▶ Task
Count how many lines below include the string "label", and give that number without anything else.

▶ Information provided
---*---

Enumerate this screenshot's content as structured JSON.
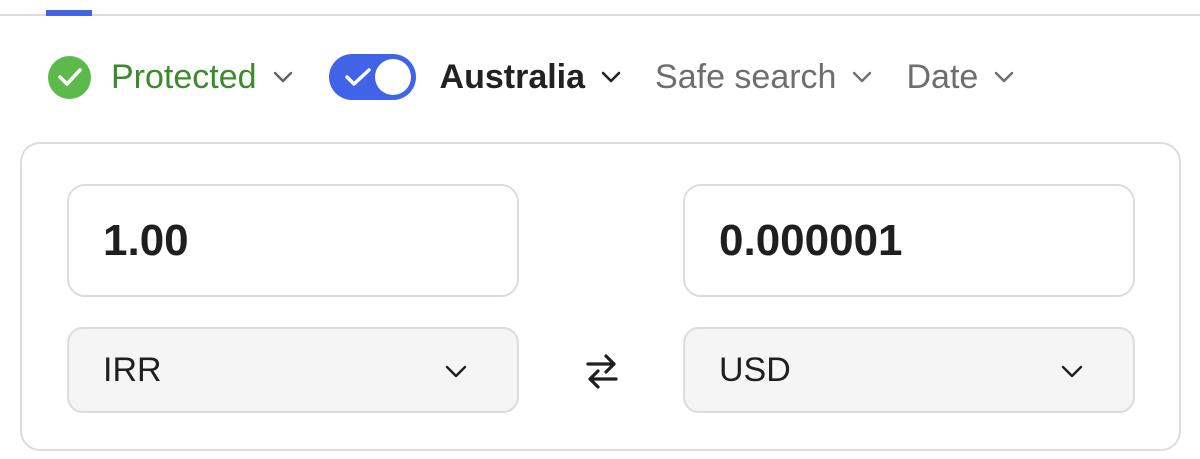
{
  "filters": {
    "protected": {
      "label": "Protected",
      "color": "#3c8a2c"
    },
    "region": {
      "label": "Australia",
      "toggle_on": true,
      "toggle_color": "#4063e8"
    },
    "safe_search": {
      "label": "Safe search"
    },
    "date": {
      "label": "Date"
    }
  },
  "converter": {
    "from_amount": "1.00",
    "to_amount": "0.000001",
    "from_currency": "IRR",
    "to_currency": "USD",
    "swap_icon": "swap-arrows-icon"
  }
}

---*---

▶ Response for this exercise
4